**EXERCISE DETAILS**
Each line that contains the string "date" counts once; report how many such lines appear in the data, as a number only.

________________________________________

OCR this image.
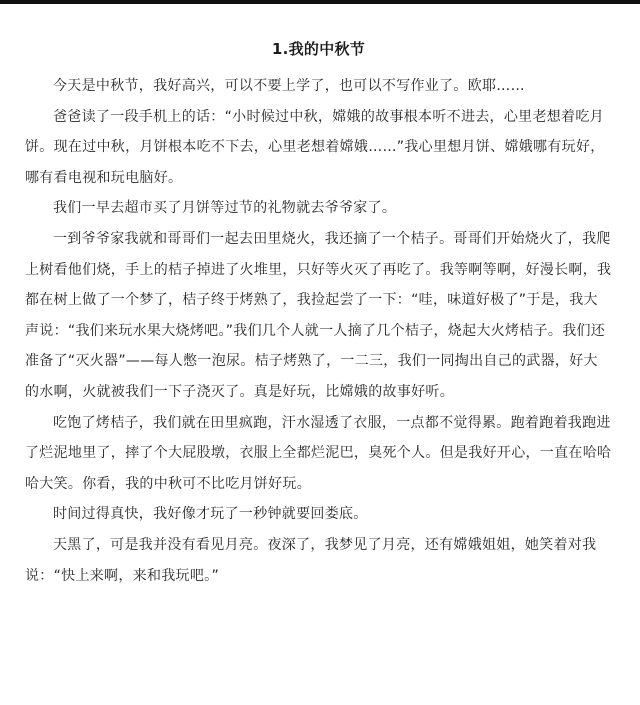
1.我的中秋节

今天是中秋节，我好高兴，可以不要上学了，也可以不写作业了。欧耶……

爸爸读了一段手机上的话：“小时候过中秋，嫦娥的故事根本听不进去，心里老想着吃月饼。现在过中秋，月饼根本吃不下去，心里老想着嫦娥……”我心里想月饼、嫦娥哪有玩好，哪有看电视和玩电脑好。

我们一早去超市买了月饼等过节的礼物就去爷爷家了。

一到爷爷家我就和哥哥们一起去田里烧火，我还摘了一个桔子。哥哥们开始烧火了，我爬上树看他们烧，手上的桔子掉进了火堆里，只好等火灭了再吃了。我等啊等啊，好漫长啊，我都在树上做了一个梦了，桔子终于烤熟了，我捡起尝了一下：“哇，味道好极了”于是，我大声说：“我们来玩水果大烧烤吧。”我们几个人就一人摘了几个桔子，烧起大火烤桔子。我们还准备了“灭火器”——每人憋一泡尿。桔子烤熟了，一二三，我们一同掏出自己的武器，好大的水啊，火就被我们一下子浇灭了。真是好玩，比嫦娥的故事好听。

吃饱了烤桔子，我们就在田里疯跑，汗水湿透了衣服，一点都不觉得累。跑着跑着我跑进了烂泥地里了，摔了个大屁股墩，衣服上全都烂泥巴，臭死个人。但是我好开心，一直在哈哈哈大笑。你看，我的中秋可不比吃月饼好玩。

时间过得真快，我好像才玩了一秒钟就要回娄底。

天黑了，可是我并没有看见月亮。夜深了，我梦见了月亮，还有嫦娥姐姐，她笑着对我说：“快上来啊，来和我玩吧。”
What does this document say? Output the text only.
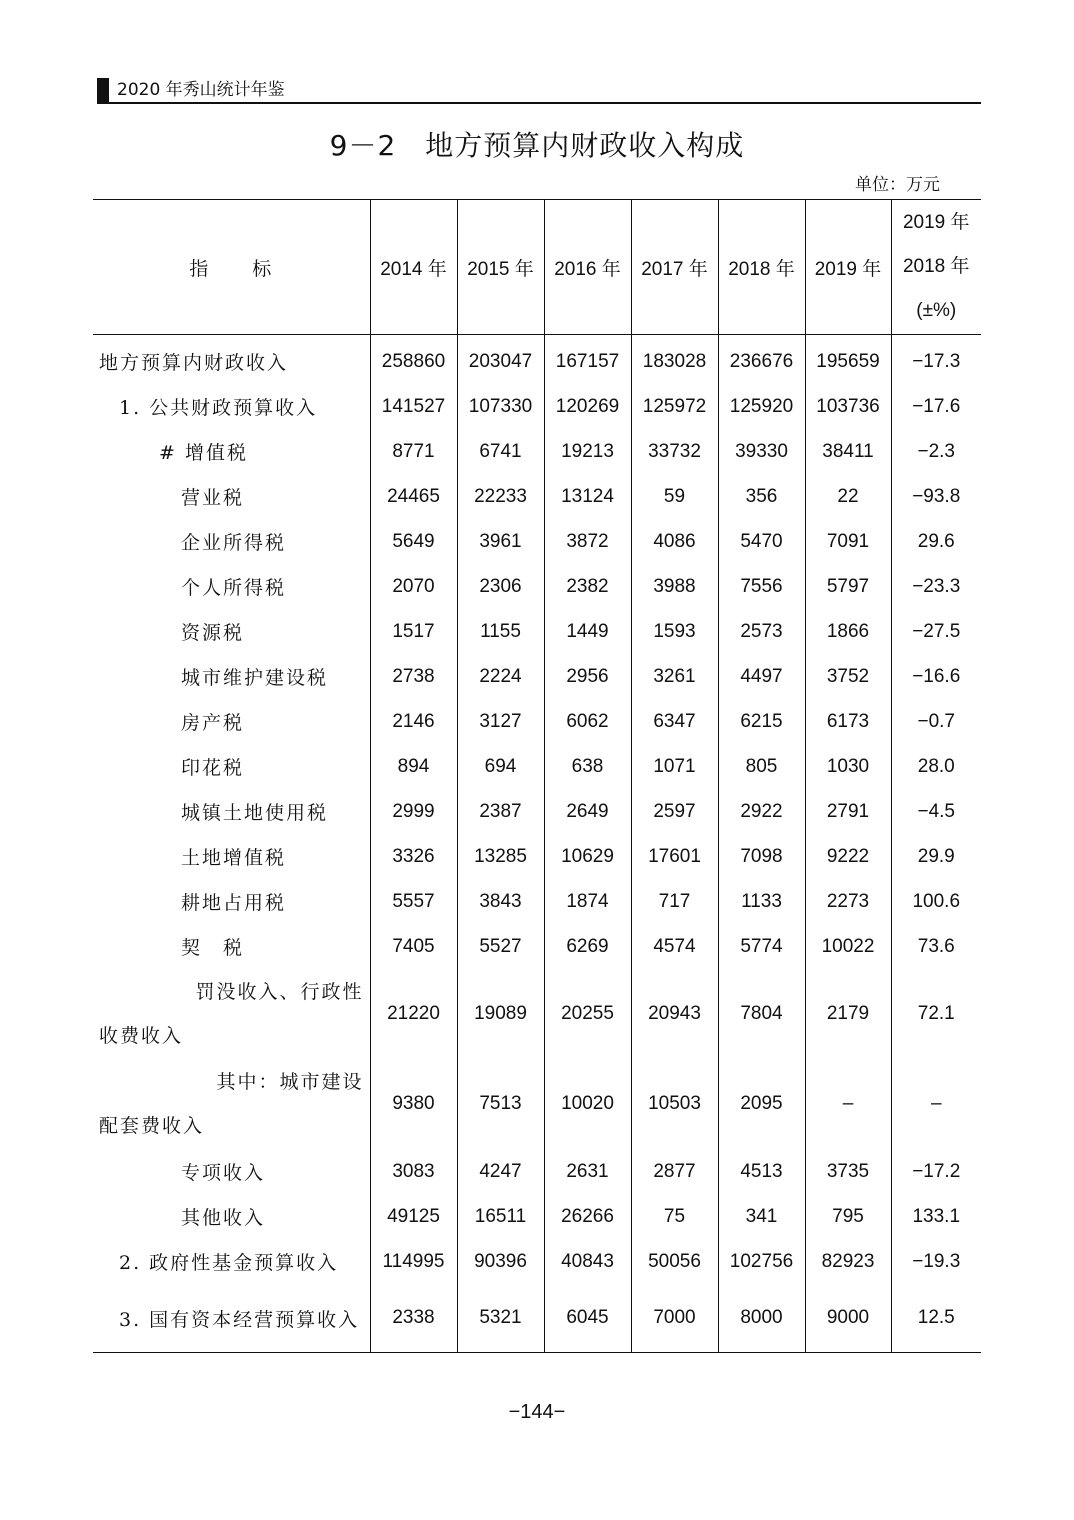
2020 年秀山统计年鉴
9－2　地方预算内财政收入构成
单位：万元
指　　标	2014 年	2015 年	2016 年	2017 年	2018 年	2019 年	2019 年
2018 年
(±%)

地方预算内财政收入	258860	203047	167157	183028	236676	195659	−17.3
1. 公共财政预算收入	141527	107330	120269	125972	125920	103736	−17.6
# 增值税	8771	6741	19213	33732	39330	38411	−2.3
营业税	24465	22233	13124	59	356	22	−93.8
企业所得税	5649	3961	3872	4086	5470	7091	29.6
个人所得税	2070	2306	2382	3988	7556	5797	−23.3
资源税	1517	1155	1449	1593	2573	1866	−27.5
城市维护建设税	2738	2224	2956	3261	4497	3752	−16.6
房产税	2146	3127	6062	6347	6215	6173	−0.7
印花税	894	694	638	1071	805	1030	28.0
城镇土地使用税	2999	2387	2649	2597	2922	2791	−4.5
土地增值税	3326	13285	10629	17601	7098	9222	29.9
耕地占用税	5557	3843	1874	717	1133	2273	100.6
契　税	7405	5527	6269	4574	5774	10022	73.6

罚没收入、行政性
收费收入	21220	19089	20255	20943	7804	2179	72.1

其中：城市建设
配套费收入	9380	7513	10020	10503	2095	–	–
专项收入	3083	4247	2631	2877	4513	3735	−17.2
其他收入	49125	16511	26266	75	341	795	133.1
2. 政府性基金预算收入	114995	90396	40843	50056	102756	82923	−19.3
3. 国有资本经营预算收入	2338	5321	6045	7000	8000	9000	12.5
−144−
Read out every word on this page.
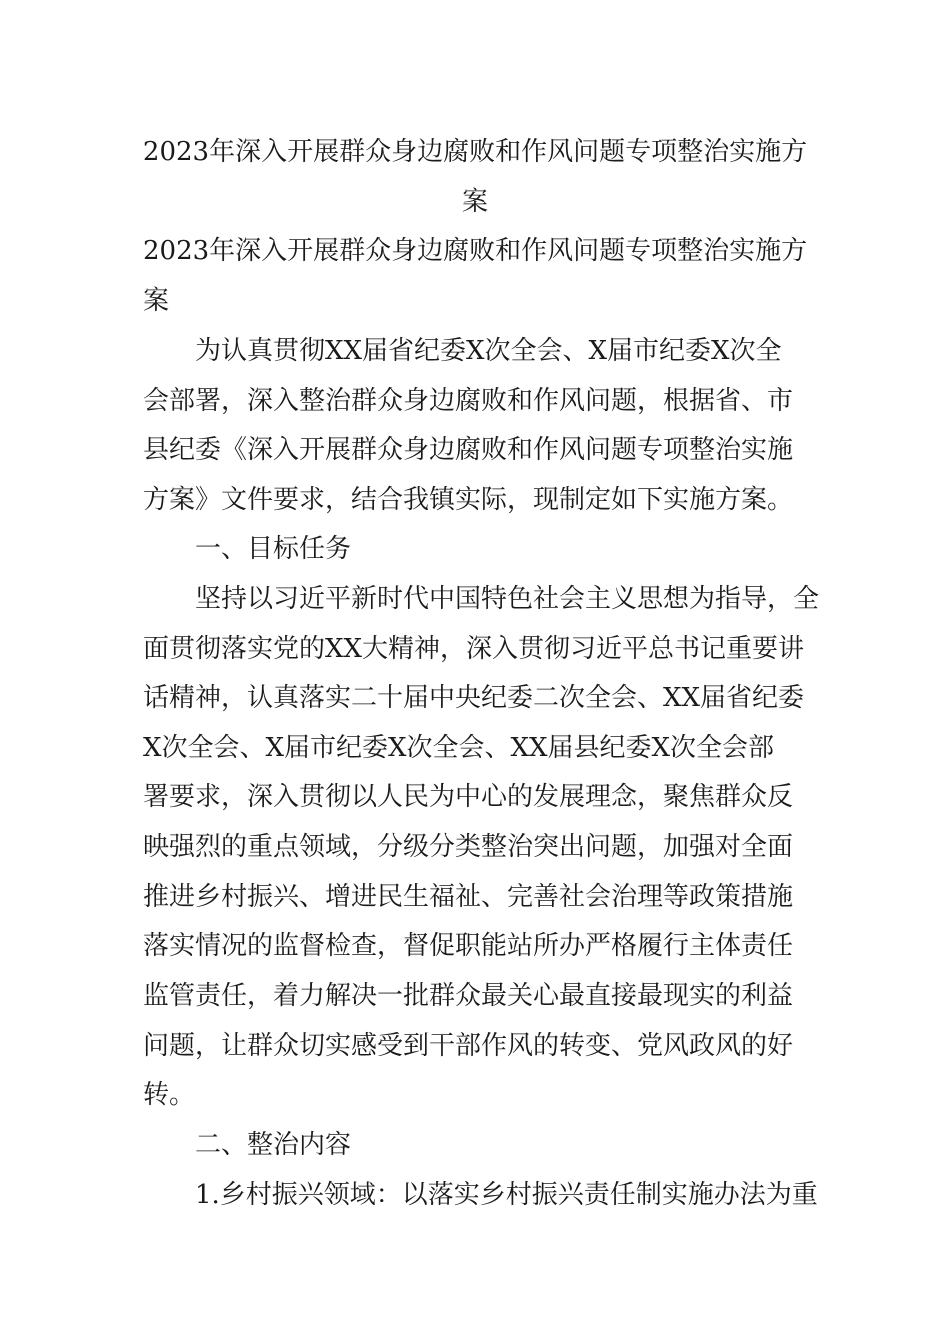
2023年深入开展群众身边腐败和作风问题专项整治实施方
案
2023年深入开展群众身边腐败和作风问题专项整治实施方
案
　　为认真贯彻XX届省纪委X次全会、X届市纪委X次全
会部署，深入整治群众身边腐败和作风问题，根据省、市
县纪委《深入开展群众身边腐败和作风问题专项整治实施
方案》文件要求，结合我镇实际，现制定如下实施方案。
　　一、目标任务
　　坚持以习近平新时代中国特色社会主义思想为指导，全
面贯彻落实党的XX大精神，深入贯彻习近平总书记重要讲
话精神，认真落实二十届中央纪委二次全会、XX届省纪委
X次全会、X届市纪委X次全会、XX届县纪委X次全会部
署要求，深入贯彻以人民为中心的发展理念，聚焦群众反
映强烈的重点领域，分级分类整治突出问题，加强对全面
推进乡村振兴、增进民生福祉、完善社会治理等政策措施
落实情况的监督检查，督促职能站所办严格履行主体责任
监管责任，着力解决一批群众最关心最直接最现实的利益
问题，让群众切实感受到干部作风的转变、党风政风的好
转。
　　二、整治内容
　　1.乡村振兴领域：以落实乡村振兴责任制实施办法为重
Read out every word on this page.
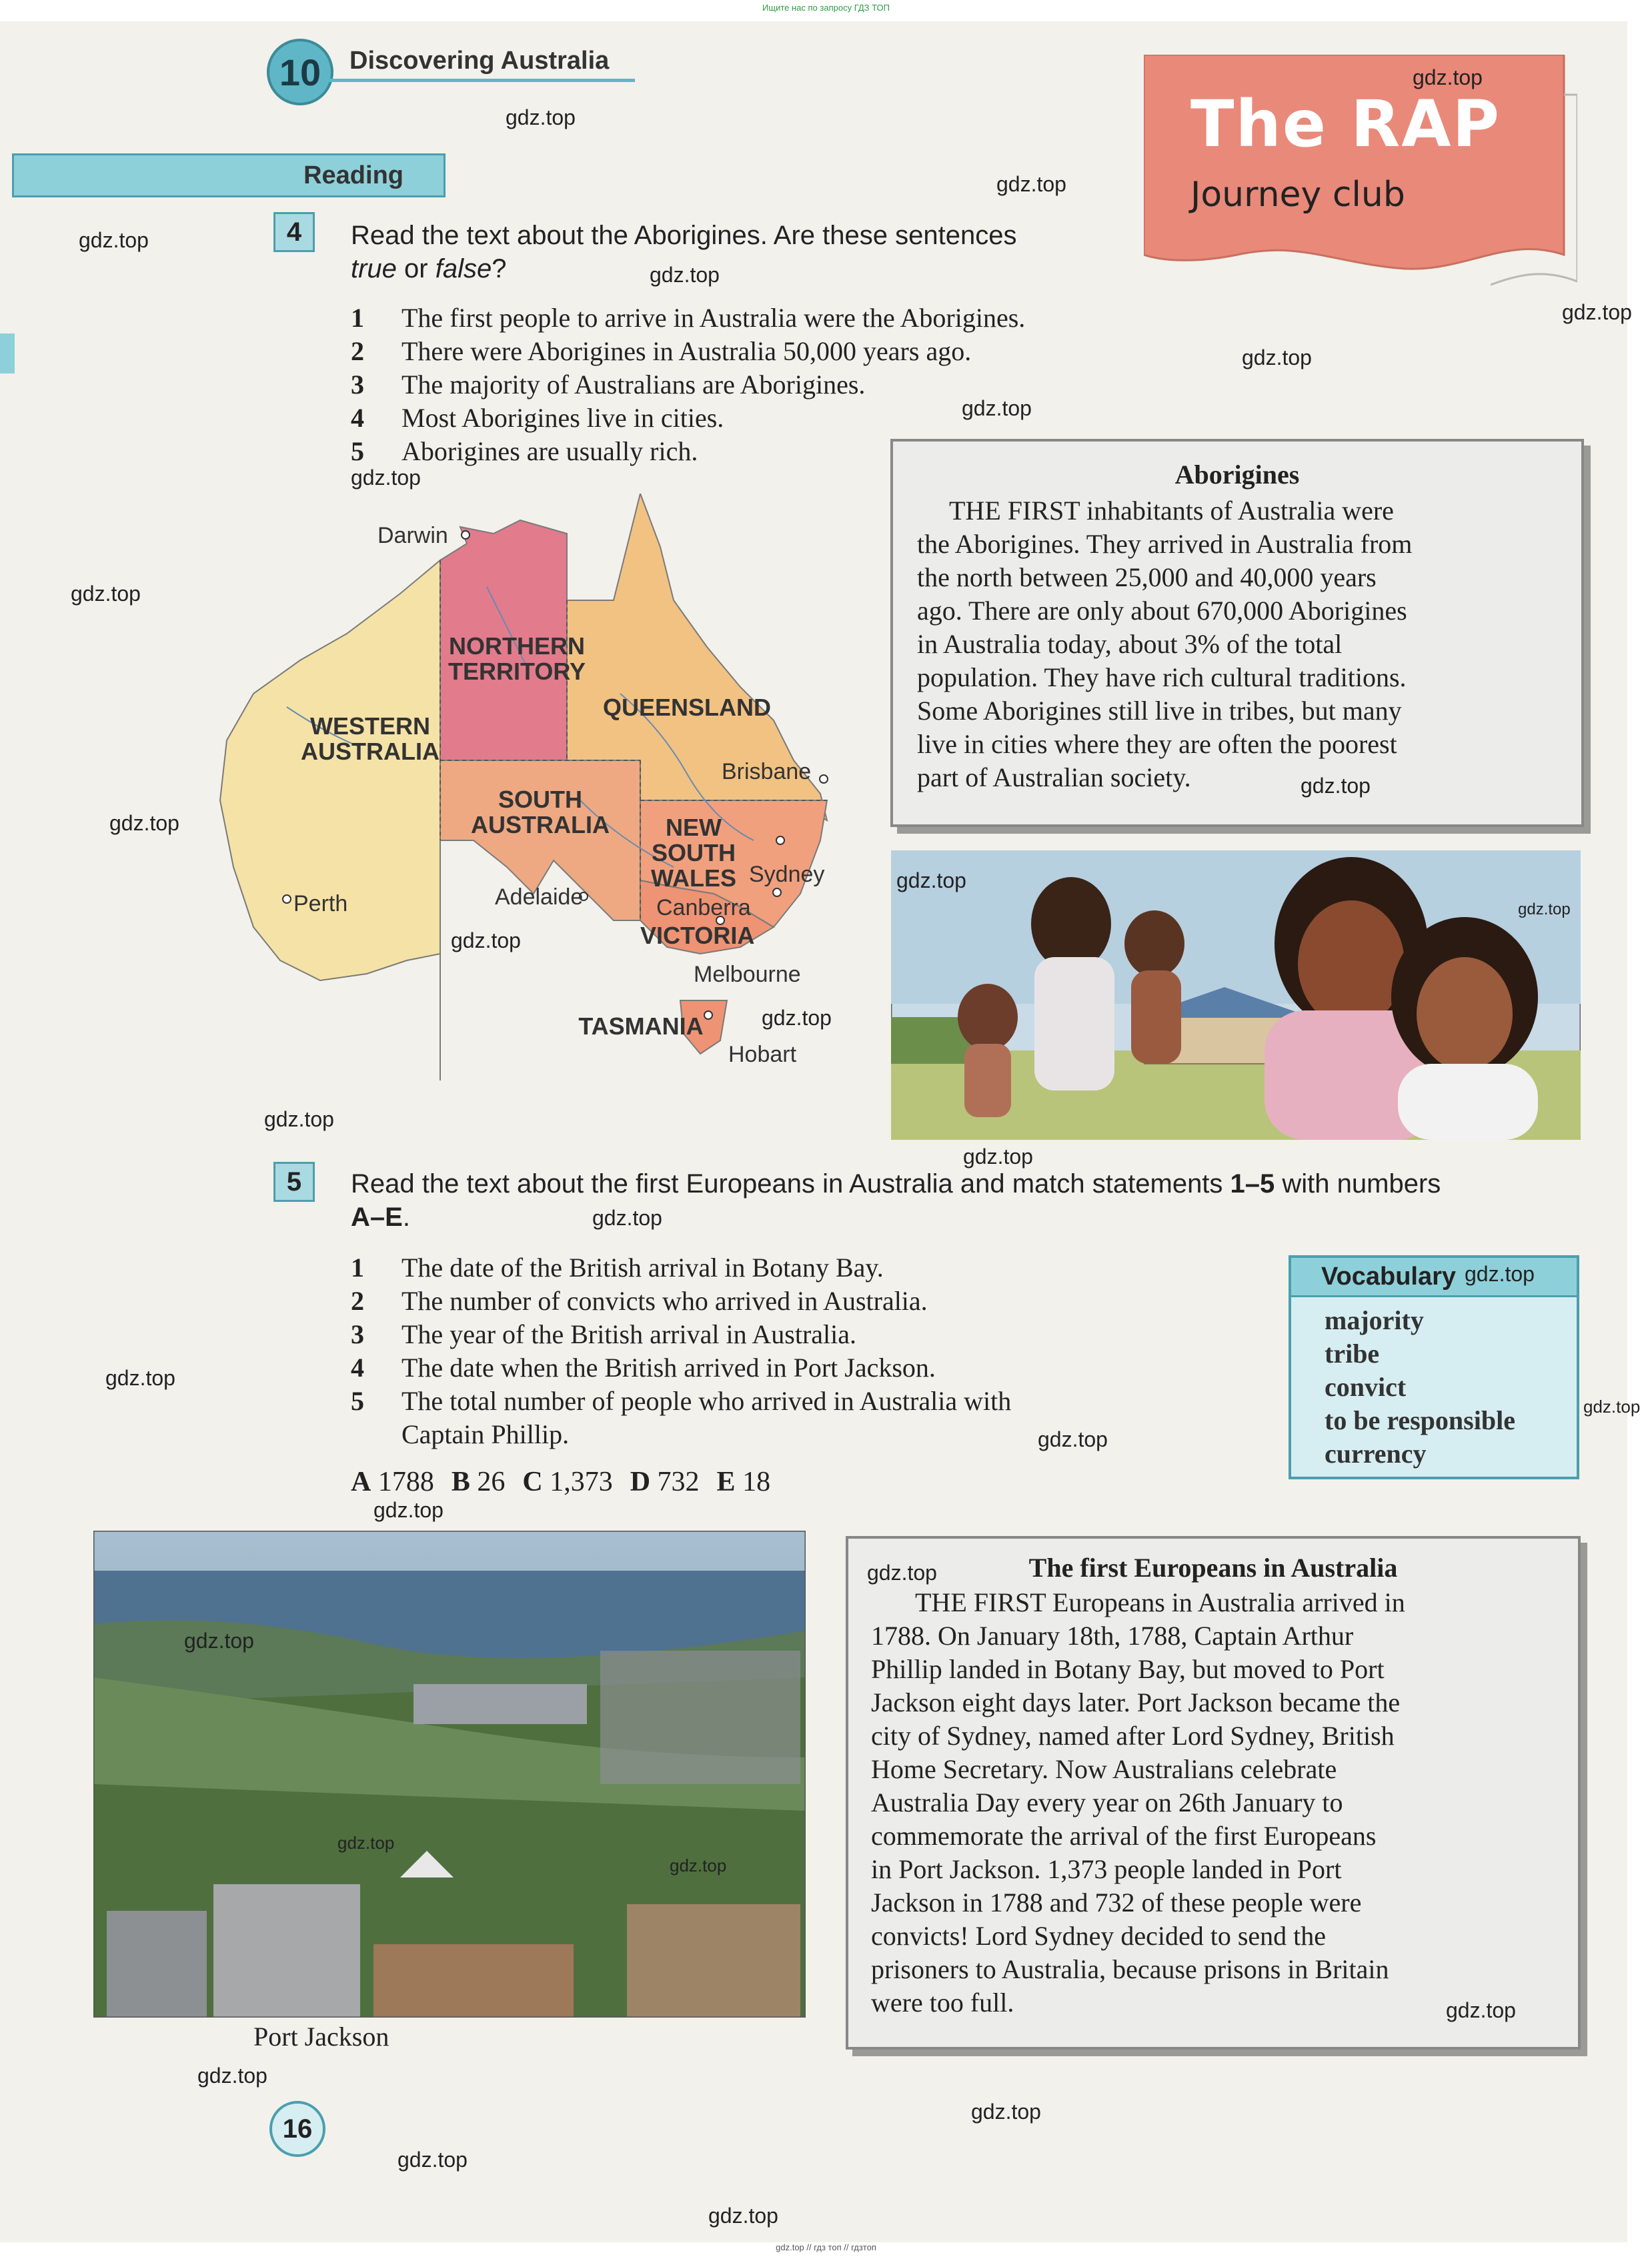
Ищите нас по запросу ГДЗ ТОП
10	Discovering Australia
Reading
The RAP
Journey club
4	Read the text about the Aborigines. Are these sentences
true or false?
1	The first people to arrive in Australia were the Aborigines.
2	There were Aborigines in Australia 50,000 years ago.
3	The majority of Australians are Aborigines.
4	Most Aborigines live in cities.
5	Aborigines are usually rich.
Aborigines
THE FIRST inhabitants of Australia were
the Aborigines. They arrived in Australia from
the north between 25,000 and 40,000 years
ago. There are only about 670,000 Aborigines
in Australia today, about 3% of the total
population. They have rich cultural traditions.
Some Aborigines still live in tribes, but many
live in cities where they are often the poorest
part of Australian society.
WESTERN
AUSTRALIA
NORTHERN
TERRITORY
QUEENSLAND
SOUTH
AUSTRALIA	NEW
SOUTH
WALES
VICTORIA
TASMANIA
Darwin
Brisbane
Sydney
Canberra
Adelaide
Perth
Melbourne
Hobart
5	Read the text about the first Europeans in Australia and match statements 1–5 with numbers
A–E.
1	The date of the British arrival in Botany Bay.
2	The number of convicts who arrived in Australia.
3	The year of the British arrival in Australia.
4	The date when the British arrived in Port Jackson.
5	The total number of people who arrived in Australia with
Captain Phillip.
A 1788 B 26 C 1,373 D 732 E 18
Vocabulary
majority
tribe
convict
to be responsible
currency
Port Jackson
The first Europeans in Australia
THE FIRST Europeans in Australia arrived in
1788. On January 18th, 1788, Captain Arthur
Phillip landed in Botany Bay, but moved to Port
Jackson eight days later. Port Jackson became the
city of Sydney, named after Lord Sydney, British
Home Secretary. Now Australians celebrate
Australia Day every year on 26th January to
commemorate the arrival of the first Europeans
in Port Jackson. 1,373 people landed in Port
Jackson in 1788 and 732 of these people were
convicts! Lord Sydney decided to send the
prisoners to Australia, because prisons in Britain
were too full.
16
gdz.top
gdz.top
gdz.top
gdz.top
gdz.top
gdz.top
gdz.top
gdz.top
gdz.top
gdz.top
gdz.top
gdz.top
gdz.top
gdz.top
gdz.top
gdz.top
gdz.top
gdz.top
gdz.top
gdz.top
gdz.top
gdz.top
gdz.top
gdz.top
gdz.top
gdz.top
gdz.top
gdz.top
gdz.top
gdz.top
gdz.top
gdz.top
gdz.top
gdz.top // гдз топ // гдзтоп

________________________________________

**RESULT**
2